**Records to process**.
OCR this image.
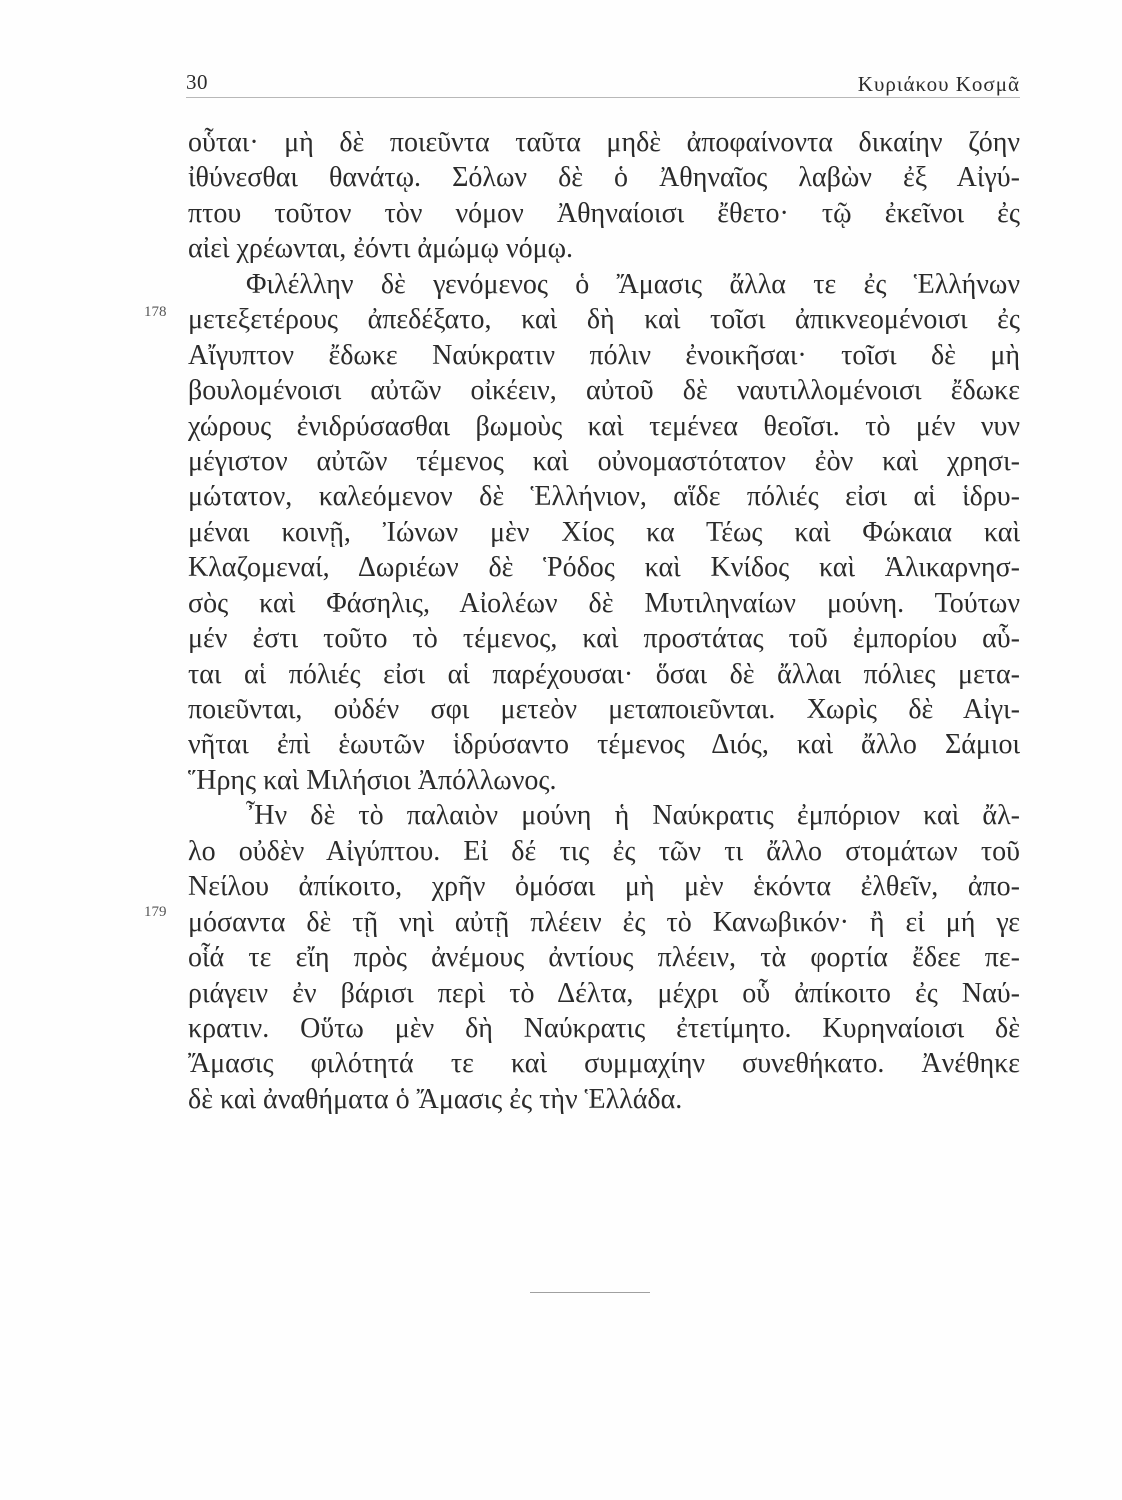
30	Κυριάκου Κοσμᾶ
178
179
οὗται· μὴ δὲ ποιεῦντα ταῦτα μηδὲ ἀποφαίνοντα δικαίην ζόην
ἰθύνεσθαι θανάτῳ. Σόλων δὲ ὁ Ἀθηναῖος λαβὼν ἐξ Αἰγύ-
πτου τοῦτον τὸν νόμον Ἀθηναίοισι ἔθετο· τῷ ἐκεῖνοι ἐς
αἰεὶ χρέωνται, ἐόντι ἀμώμῳ νόμῳ.
Φιλέλλην δὲ γενόμενος ὁ Ἄμασις ἄλλα τε ἐς Ἑλλήνων
μετεξετέρους ἀπεδέξατο, καὶ δὴ καὶ τοῖσι ἀπικνεομένοισι ἐς
Αἴγυπτον ἔδωκε Ναύκρατιν πόλιν ἐνοικῆσαι· τοῖσι δὲ μὴ
βουλομένοισι αὐτῶν οἰκέειν, αὐτοῦ δὲ ναυτιλλομένοισι ἔδωκε
χώρους ἐνιδρύσασθαι βωμοὺς καὶ τεμένεα θεοῖσι. τὸ μέν νυν
μέγιστον αὐτῶν τέμενος καὶ οὐνομαστότατον ἐὸν καὶ χρησι-
μώτατον, καλεόμενον δὲ Ἑλλήνιον, αἵδε πόλιές εἰσι αἱ ἱδρυ-
μέναι κοινῇ, Ἰώνων μὲν Χίος κα Τέως καὶ Φώκαια καὶ
Κλαζομεναί, Δωριέων δὲ Ῥόδος καὶ Κνίδος καὶ Ἁλικαρνησ-
σὸς καὶ Φάσηλις, Αἰολέων δὲ Μυτιληναίων μούνη. Τούτων
μέν ἐστι τοῦτο τὸ τέμενος, καὶ προστάτας τοῦ ἐμπορίου αὗ-
ται αἱ πόλιές εἰσι αἱ παρέχουσαι· ὅσαι δὲ ἄλλαι πόλιες μετα-
ποιεῦνται, οὐδέν σφι μετεὸν μεταποιεῦνται. Χωρὶς δὲ Αἰγι-
νῆται ἐπὶ ἑωυτῶν ἱδρύσαντο τέμενος Διός, καὶ ἄλλο Σάμιοι
Ἥρης καὶ Μιλήσιοι Ἀπόλλωνος.
Ἦν δὲ τὸ παλαιὸν μούνη ἡ Ναύκρατις ἐμπόριον καὶ ἄλ-
λο οὐδὲν Αἰγύπτου. Εἰ δέ τις ἐς τῶν τι ἄλλο στομάτων τοῦ
Νείλου ἀπίκοιτο, χρῆν ὀμόσαι μὴ μὲν ἑκόντα ἐλθεῖν, ἀπο-
μόσαντα δὲ τῇ νηὶ αὐτῇ πλέειν ἐς τὸ Κανωβικόν· ἢ εἰ μή γε
οἷά τε εἴη πρὸς ἀνέμους ἀντίους πλέειν, τὰ φορτία ἔδεε πε-
ριάγειν ἐν βάρισι περὶ τὸ Δέλτα, μέχρι οὗ ἀπίκοιτο ἐς Ναύ-
κρατιν. Οὕτω μὲν δὴ Ναύκρατις ἐτετίμητο. Κυρηναίοισι δὲ
Ἄμασις φιλότητά τε καὶ συμμαχίην συνεθήκατο. Ἀνέθηκε
δὲ καὶ ἀναθήματα ὁ Ἄμασις ἐς τὴν Ἑλλάδα.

**Short task**.
Pull out the lines above in which the word "ἀπίκοιτο" appears.

**Exercise output**.
Νείλου ἀπίκοιτο, χρῆν ὀμόσαι μὴ μὲν ἑκόντα ἐλθεῖν, ἀπο-
ριάγειν ἐν βάρισι περὶ τὸ Δέλτα, μέχρι οὗ ἀπίκοιτο ἐς Ναύ-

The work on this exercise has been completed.